--- start MATERIAL ---

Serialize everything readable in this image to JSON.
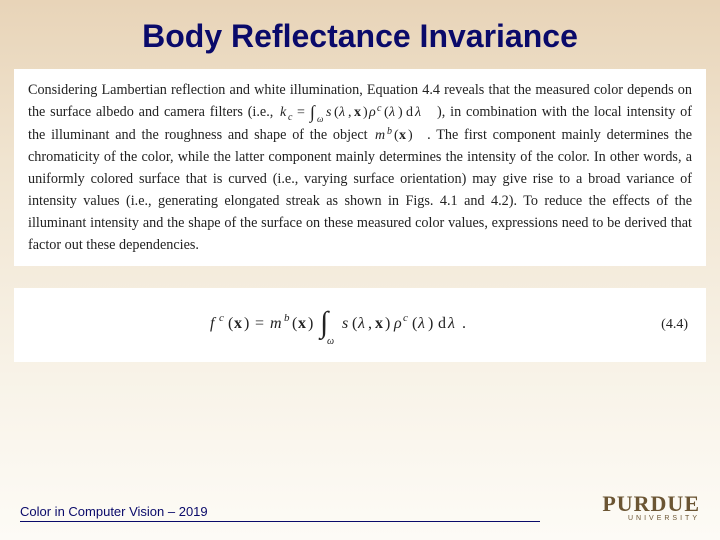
{
  "title": "Body Reflectance Invariance",
  "body": {
    "pre_kc": "Considering Lambertian reflection and white illumination, Equation 4.4 reveals that the measured color depends on the surface albedo and camera filters (i.e., ",
    "kc_text": "k_c = ∫_ω s(λ, x) ρ^c(λ) dλ",
    "mid1": "), in combination with the local intensity of the illuminant and the roughness and shape of the object ",
    "mb_text": "m^b(x)",
    "mid2": ". The first component mainly determines the chromaticity of the color, while the latter component mainly determines the intensity of the color. In other words, a uniformly colored surface that is curved (i.e., varying surface orientation) may give rise to a broad variance of intensity values (i.e., generating elongated streak as shown in Figs. 4.1 and 4.2). To reduce the effects of the illuminant intensity and the shape of the surface on these measured color values, expressions need to be derived that factor out these dependencies."
  },
  "equation": {
    "text": "f^c(x) = m^b(x) ∫_ω s(λ, x) ρ^c(λ) dλ .",
    "number": "(4.4)"
  },
  "footer": {
    "left": "Color in Computer Vision – 2019",
    "logo_main": "PURDUE",
    "logo_sub": "UNIVERSITY"
  },
  "styling": {
    "title_color": "#0a0a6a",
    "title_fontsize": 32,
    "body_fontsize": 14.2,
    "body_line_height": 1.55,
    "body_color": "#222222",
    "footer_color": "#0a0a6a",
    "footer_fontsize": 13,
    "panel_bg": "#ffffff",
    "bg_gradient_top": "#e8d4b8",
    "bg_gradient_bottom": "#fdfbf6",
    "logo_color": "#6b5533",
    "equation_fontsize": 16
  }
}
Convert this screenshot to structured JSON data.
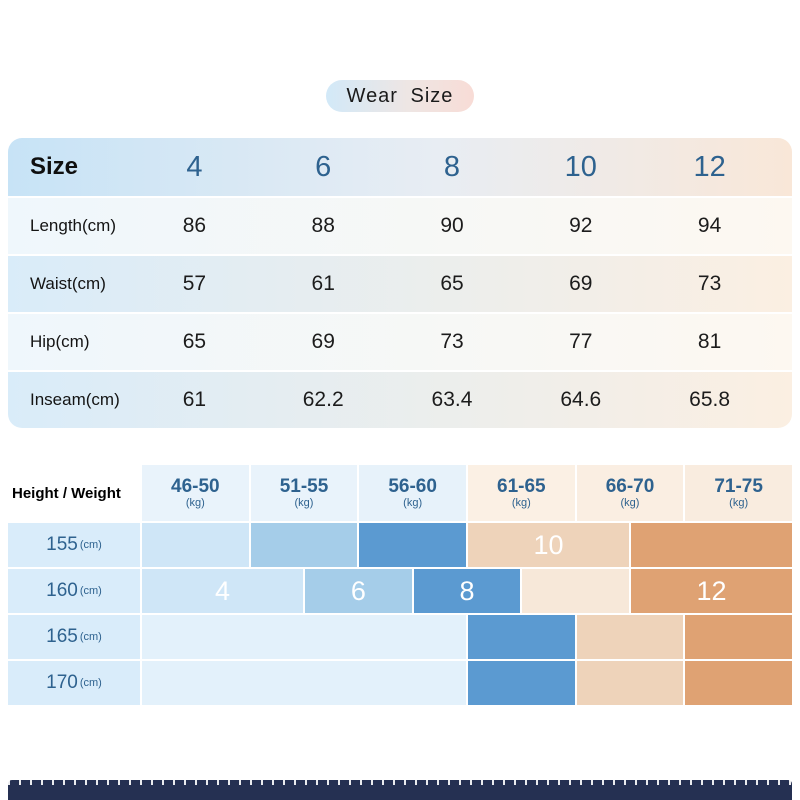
{
  "page": {
    "title": "Wear Size"
  },
  "size_table": {
    "corner": "Size",
    "sizes": [
      "4",
      "6",
      "8",
      "10",
      "12"
    ],
    "rows": [
      {
        "label": "Length(cm)",
        "values": [
          "86",
          "88",
          "90",
          "92",
          "94"
        ]
      },
      {
        "label": "Waist(cm)",
        "values": [
          "57",
          "61",
          "65",
          "69",
          "73"
        ]
      },
      {
        "label": "Hip(cm)",
        "values": [
          "65",
          "69",
          "73",
          "77",
          "81"
        ]
      },
      {
        "label": "Inseam(cm)",
        "values": [
          "61",
          "62.2",
          "63.4",
          "64.6",
          "65.8"
        ]
      }
    ]
  },
  "fit_matrix": {
    "corner": "Height / Weight",
    "weight_unit": "(kg)",
    "height_unit": "(cm)",
    "weight_ranges": [
      "46-50",
      "51-55",
      "56-60",
      "61-65",
      "66-70",
      "71-75"
    ],
    "header_colors": [
      "#e9f3fb",
      "#e9f3fb",
      "#e7f2fa",
      "#fbf0e4",
      "#faeee2",
      "#f9ecdf"
    ],
    "label_bg": "#d9ecfa",
    "palette": {
      "blue0": "#e3f1fb",
      "blue1": "#cfe6f7",
      "blue2": "#a5cde9",
      "blue3": "#5b9ad1",
      "peach1": "#f7e8d9",
      "peach2": "#eed3ba",
      "orange": "#dfa273"
    },
    "rows": [
      {
        "height": "155",
        "segments": [
          {
            "span": 2,
            "color": "blue1",
            "label": ""
          },
          {
            "span": 2,
            "color": "blue2",
            "label": ""
          },
          {
            "span": 2,
            "color": "blue3",
            "label": ""
          },
          {
            "span": 3,
            "color": "peach2",
            "label": "10"
          },
          {
            "span": 3,
            "color": "orange",
            "label": ""
          }
        ]
      },
      {
        "height": "160",
        "segments": [
          {
            "span": 3,
            "color": "blue1",
            "label": "4"
          },
          {
            "span": 2,
            "color": "blue2",
            "label": "6"
          },
          {
            "span": 2,
            "color": "blue3",
            "label": "8"
          },
          {
            "span": 2,
            "color": "peach1",
            "label": ""
          },
          {
            "span": 3,
            "color": "orange",
            "label": "12"
          }
        ]
      },
      {
        "height": "165",
        "segments": [
          {
            "span": 6,
            "color": "blue0",
            "label": ""
          },
          {
            "span": 2,
            "color": "blue3",
            "label": ""
          },
          {
            "span": 2,
            "color": "peach2",
            "label": ""
          },
          {
            "span": 2,
            "color": "orange",
            "label": ""
          }
        ]
      },
      {
        "height": "170",
        "segments": [
          {
            "span": 6,
            "color": "blue0",
            "label": ""
          },
          {
            "span": 2,
            "color": "blue3",
            "label": ""
          },
          {
            "span": 2,
            "color": "peach2",
            "label": ""
          },
          {
            "span": 2,
            "color": "orange",
            "label": ""
          }
        ]
      }
    ]
  },
  "chart_data": [
    {
      "type": "table",
      "title": "Wear Size",
      "columns": [
        "Size",
        "4",
        "6",
        "8",
        "10",
        "12"
      ],
      "rows": [
        [
          "Length(cm)",
          86,
          88,
          90,
          92,
          94
        ],
        [
          "Waist(cm)",
          57,
          61,
          65,
          69,
          73
        ],
        [
          "Hip(cm)",
          65,
          69,
          73,
          77,
          81
        ],
        [
          "Inseam(cm)",
          61,
          62.2,
          63.4,
          64.6,
          65.8
        ]
      ]
    },
    {
      "type": "heatmap",
      "title": "Height / Weight size recommendation",
      "x_labels": [
        "46-50 (kg)",
        "51-55 (kg)",
        "56-60 (kg)",
        "61-65 (kg)",
        "66-70 (kg)",
        "71-75 (kg)"
      ],
      "y_labels": [
        "155 (cm)",
        "160 (cm)",
        "165 (cm)",
        "170 (cm)"
      ],
      "annotations": [
        {
          "label": "4",
          "row": "160 (cm)",
          "weight_zone": "46 to mid 51-55 (kg)"
        },
        {
          "label": "6",
          "row": "160 (cm)",
          "weight_zone": "mid 51-55 to mid 56-60 (kg)"
        },
        {
          "label": "8",
          "row": "160 (cm)",
          "weight_zone": "mid 56-60 to mid 61-65 (kg)"
        },
        {
          "label": "10",
          "row": "155 (cm)",
          "weight_zone": "61-65 to mid 66-70 (kg)"
        },
        {
          "label": "12",
          "row": "160 (cm)",
          "weight_zone": "mid 66-70 to 71-75 (kg)"
        }
      ],
      "legend_position": "none",
      "grid": true
    }
  ]
}
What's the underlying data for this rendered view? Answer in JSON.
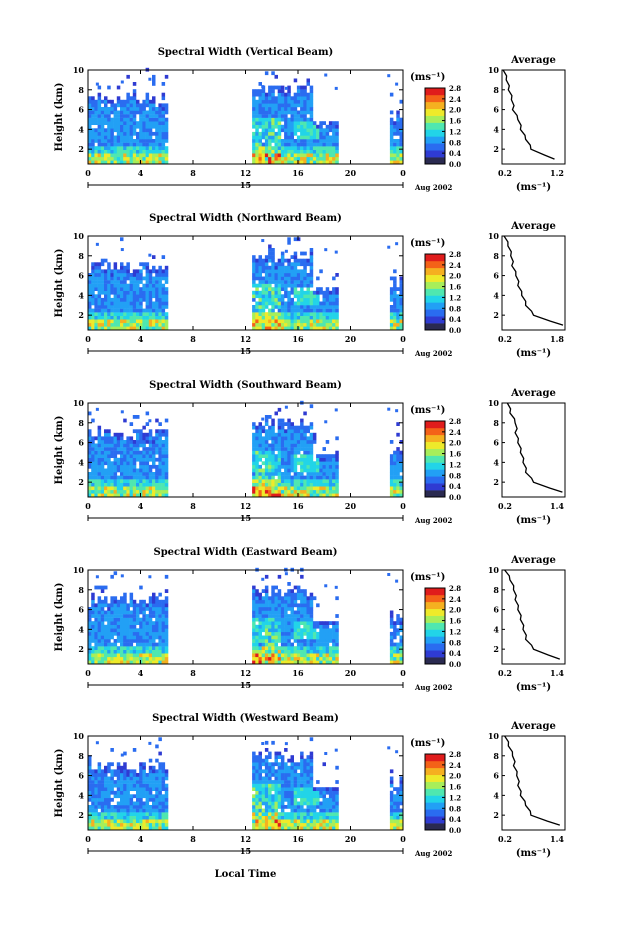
{
  "colors": {
    "scale": [
      "#2a2a50",
      "#2f3bd2",
      "#2a6cf0",
      "#22a0f5",
      "#22d4e8",
      "#4fe7b0",
      "#a7ee5a",
      "#eeea2a",
      "#f5b020",
      "#f46218",
      "#e01c1c"
    ]
  },
  "shared": {
    "x_ticks": [
      "0",
      "4",
      "8",
      "12",
      "16",
      "20",
      "0"
    ],
    "date_tick": "15",
    "date_label": "Aug 2002",
    "y_ticks": [
      "2",
      "4",
      "6",
      "8",
      "10"
    ],
    "ylabel": "Height (km)",
    "unit_label": "(ms⁻¹)",
    "colorbar_ticks": [
      "0.0",
      "0.4",
      "0.8",
      "1.2",
      "1.6",
      "2.0",
      "2.4",
      "2.8"
    ],
    "avg_title": "Average",
    "avg_unit": "(ms⁻¹)",
    "avg_y_ticks": [
      "2",
      "4",
      "6",
      "8",
      "10"
    ],
    "xlabel": "Local Time"
  },
  "panels": [
    {
      "title": "Spectral Width (Vertical Beam)",
      "avg_x_ticks": [
        "0.2",
        "1.2"
      ],
      "date_tick": "15",
      "date_label": "Aug 2002"
    },
    {
      "title": "Spectral Width (Northward Beam)",
      "avg_x_ticks": [
        "0.2",
        "1.8"
      ],
      "date_tick": "15",
      "date_label": "Aug 2002"
    },
    {
      "title": "Spectral Width (Southward Beam)",
      "avg_x_ticks": [
        "0.2",
        "1.4"
      ],
      "date_tick": "15",
      "date_label": "Aug 2002"
    },
    {
      "title": "Spectral Width (Eastward Beam)",
      "avg_x_ticks": [
        "0.2",
        "1.4"
      ],
      "date_tick": "15",
      "date_label": "Aug 2002"
    },
    {
      "title": "Spectral Width (Westward Beam)",
      "avg_x_ticks": [
        "0.2",
        "1.4"
      ],
      "date_tick": "15",
      "date_label": "Aug 2002"
    }
  ],
  "chart_data": [
    {
      "type": "heatmap",
      "title": "Spectral Width (Vertical Beam)",
      "xlabel": "",
      "ylabel": "Height (km)",
      "xlim": [
        0,
        24
      ],
      "ylim": [
        0.5,
        10
      ],
      "colorbar": {
        "label": "(ms⁻¹)",
        "range": [
          0,
          3.0
        ]
      },
      "data_blocks_hours": [
        [
          0,
          6
        ],
        [
          12.5,
          19
        ],
        [
          23,
          24
        ]
      ],
      "average_profile": {
        "title": "Average",
        "xlim": [
          0.2,
          1.4
        ],
        "height_km": [
          1,
          2,
          3,
          4,
          5,
          6,
          7,
          8,
          9,
          10
        ],
        "width_ms": [
          1.2,
          0.75,
          0.65,
          0.55,
          0.5,
          0.4,
          0.38,
          0.32,
          0.28,
          0.22
        ]
      }
    },
    {
      "type": "heatmap",
      "title": "Spectral Width (Northward Beam)",
      "xlabel": "",
      "ylabel": "Height (km)",
      "xlim": [
        0,
        24
      ],
      "ylim": [
        0.5,
        10
      ],
      "colorbar": {
        "label": "(ms⁻¹)",
        "range": [
          0,
          3.0
        ]
      },
      "data_blocks_hours": [
        [
          0,
          6
        ],
        [
          12.5,
          19
        ],
        [
          23,
          24
        ]
      ],
      "average_profile": {
        "title": "Average",
        "xlim": [
          0.2,
          1.8
        ],
        "height_km": [
          1,
          2,
          3,
          4,
          5,
          6,
          7,
          8,
          9,
          10
        ],
        "width_ms": [
          1.75,
          1.0,
          0.8,
          0.7,
          0.6,
          0.55,
          0.45,
          0.42,
          0.35,
          0.25
        ]
      }
    },
    {
      "type": "heatmap",
      "title": "Spectral Width (Southward Beam)",
      "xlabel": "",
      "ylabel": "Height (km)",
      "xlim": [
        0,
        24
      ],
      "ylim": [
        0.5,
        10
      ],
      "colorbar": {
        "label": "(ms⁻¹)",
        "range": [
          0,
          3.0
        ]
      },
      "data_blocks_hours": [
        [
          0,
          6
        ],
        [
          12.5,
          19
        ],
        [
          23,
          24
        ]
      ],
      "average_profile": {
        "title": "Average",
        "xlim": [
          0.2,
          1.4
        ],
        "height_km": [
          1,
          2,
          3,
          4,
          5,
          6,
          7,
          8,
          9,
          10
        ],
        "width_ms": [
          1.35,
          0.8,
          0.65,
          0.6,
          0.55,
          0.5,
          0.45,
          0.45,
          0.35,
          0.3
        ]
      }
    },
    {
      "type": "heatmap",
      "title": "Spectral Width (Eastward Beam)",
      "xlabel": "",
      "ylabel": "Height (km)",
      "xlim": [
        0,
        24
      ],
      "ylim": [
        0.5,
        10
      ],
      "colorbar": {
        "label": "(ms⁻¹)",
        "range": [
          0,
          3.0
        ]
      },
      "data_blocks_hours": [
        [
          0,
          6
        ],
        [
          12.5,
          19
        ],
        [
          23,
          24
        ]
      ],
      "average_profile": {
        "title": "Average",
        "xlim": [
          0.2,
          1.4
        ],
        "height_km": [
          1,
          2,
          3,
          4,
          5,
          6,
          7,
          8,
          9,
          10
        ],
        "width_ms": [
          1.3,
          0.8,
          0.65,
          0.6,
          0.55,
          0.5,
          0.45,
          0.42,
          0.35,
          0.25
        ]
      }
    },
    {
      "type": "heatmap",
      "title": "Spectral Width (Westward Beam)",
      "xlabel": "Local Time",
      "ylabel": "Height (km)",
      "xlim": [
        0,
        24
      ],
      "ylim": [
        0.5,
        10
      ],
      "colorbar": {
        "label": "(ms⁻¹)",
        "range": [
          0,
          3.0
        ]
      },
      "data_blocks_hours": [
        [
          0,
          6
        ],
        [
          12.5,
          19
        ],
        [
          23,
          24
        ]
      ],
      "average_profile": {
        "title": "Average",
        "xlim": [
          0.2,
          1.4
        ],
        "height_km": [
          1,
          2,
          3,
          4,
          5,
          6,
          7,
          8,
          9,
          10
        ],
        "width_ms": [
          1.3,
          0.75,
          0.65,
          0.55,
          0.5,
          0.48,
          0.42,
          0.4,
          0.32,
          0.25
        ]
      }
    }
  ]
}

--- end MATERIAL ---

▸ **DIRECTIONS FOR THIS TASK**
Scan the material above for the string "measured" and report each line where you find it.

▸ **ANSWER TO THIS PROBLEM**
    "pre_kc": "Considering Lambertian reflection and white illumination, Equation 4.4 reveals that the measured color depends on the surface albedo and camera filters (i.e., ",
    "mid2": ". The first component mainly determines the chromaticity of the color, while the latter component mainly determines the intensity of the color. In other words, a uniformly colored surface that is curved (i.e., varying surface orientation) may give rise to a broad variance of intensity values (i.e., generating elongated streak as shown in Figs. 4.1 and 4.2). To reduce the effects of the illuminant intensity and the shape of the surface on these measured color values, expressions need to be derived that factor out these dependencies."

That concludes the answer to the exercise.